## Short exercise
Omit all pictures and give the records below again exactly as written.

-- Begin Items --

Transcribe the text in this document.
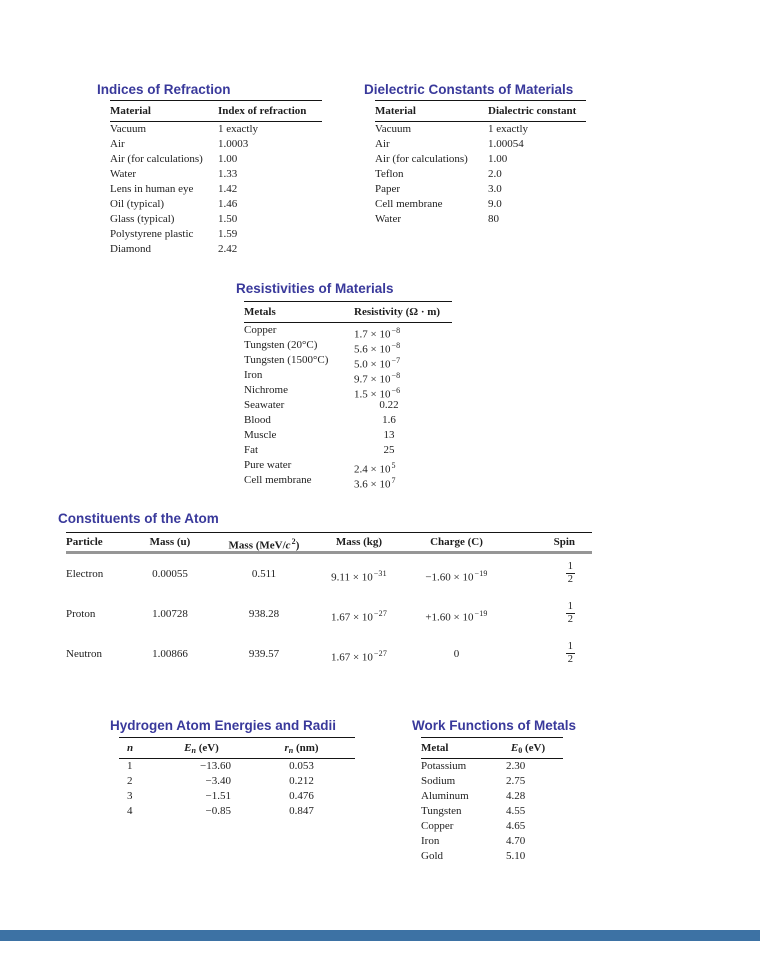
Indices of Refraction
Material	Index of refraction
Vacuum	1 exactly
Air	1.0003
Air (for calculations)	1.00
Water	1.33
Lens in human eye	1.42
Oil (typical)	1.46
Glass (typical)	1.50
Polystyrene plastic	1.59
Diamond	2.42
Dielectric Constants of Materials
Material	Dialectric constant
Vacuum	1 exactly
Air	1.00054
Air (for calculations)	1.00
Teflon	2.0
Paper	3.0
Cell membrane	9.0
Water	80
Resistivities of Materials
Metals	Resistivity (Ω · m)
Copper	$1.7 \times 10^{-8}$
Tungsten (20°C)	$5.6 \times 10^{-8}$
Tungsten (1500°C)	$5.0 \times 10^{-7}$
Iron	$9.7 \times 10^{-8}$
Nichrome	$1.5 \times 10^{-6}$
Seawater	0.22
Blood	1.6
Muscle	13
Fat	25
Pure water	$2.4 \times 10^5$
Cell membrane	$3.6 \times 10^7$
Constituents of the Atom
Particle	Mass (u)	Mass $(MeV/c^2)$	Mass (kg)	Charge (C)	Spin
Electron	0.00055	0.511	$9.11 \times 10^{-31}$	$-1.60 \times 10^{-19}$	$\frac{1}{2}$
Proton	1.00728	938.28	$1.67 \times 10^{-27}$	$+1.60 \times 10^{-19}$	$\frac{1}{2}$
Neutron	1.00866	939.57	$1.67 \times 10^{-27}$	0	$\frac{1}{2}$
Hydrogen Atom Energies and Radii
n	En (eV)	rn (nm)
1	−13.60	0.053
2	−3.40	0.212
3	−1.51	0.476
4	−0.85	0.847
Work Functions of Metals
Metal	E0 (eV)
Potassium	2.30
Sodium	2.75
Aluminum	4.28
Tungsten	4.55
Copper	4.65
Iron	4.70
Gold	5.10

-- End Items --

## Written answer
Transcribe the text in this document.
Indices of Refraction
Material	Index of refraction
Vacuum	1 exactly
Air	1.0003
Air (for calculations)	1.00
Water	1.33
Lens in human eye	1.42
Oil (typical)	1.46
Glass (typical)	1.50
Polystyrene plastic	1.59
Diamond	2.42
Dielectric Constants of Materials
Material	Dialectric constant
Vacuum	1 exactly
Air	1.00054
Air (for calculations)	1.00
Teflon	2.0
Paper	3.0
Cell membrane	9.0
Water	80
Resistivities of Materials
Metals	Resistivity (Ω · m)
Copper	$1.7 \times 10^{-8}$
Tungsten (20°C)	$5.6 \times 10^{-8}$
Tungsten (1500°C)	$5.0 \times 10^{-7}$
Iron	$9.7 \times 10^{-8}$
Nichrome	$1.5 \times 10^{-6}$
Seawater	0.22
Blood	1.6
Muscle	13
Fat	25
Pure water	$2.4 \times 10^5$
Cell membrane	$3.6 \times 10^7$
Constituents of the Atom
Particle	Mass (u)	Mass $(MeV/c^2)$	Mass (kg)	Charge (C)	Spin
Electron	0.00055	0.511	$9.11 \times 10^{-31}$	$-1.60 \times 10^{-19}$	$\frac{1}{2}$
Proton	1.00728	938.28	$1.67 \times 10^{-27}$	$+1.60 \times 10^{-19}$	$\frac{1}{2}$
Neutron	1.00866	939.57	$1.67 \times 10^{-27}$	0	$\frac{1}{2}$
Hydrogen Atom Energies and Radii
n	En (eV)	rn (nm)
1	−13.60	0.053
2	−3.40	0.212
3	−1.51	0.476
4	−0.85	0.847
Work Functions of Metals
Metal	E0 (eV)
Potassium	2.30
Sodium	2.75
Aluminum	4.28
Tungsten	4.55
Copper	4.65
Iron	4.70
Gold	5.10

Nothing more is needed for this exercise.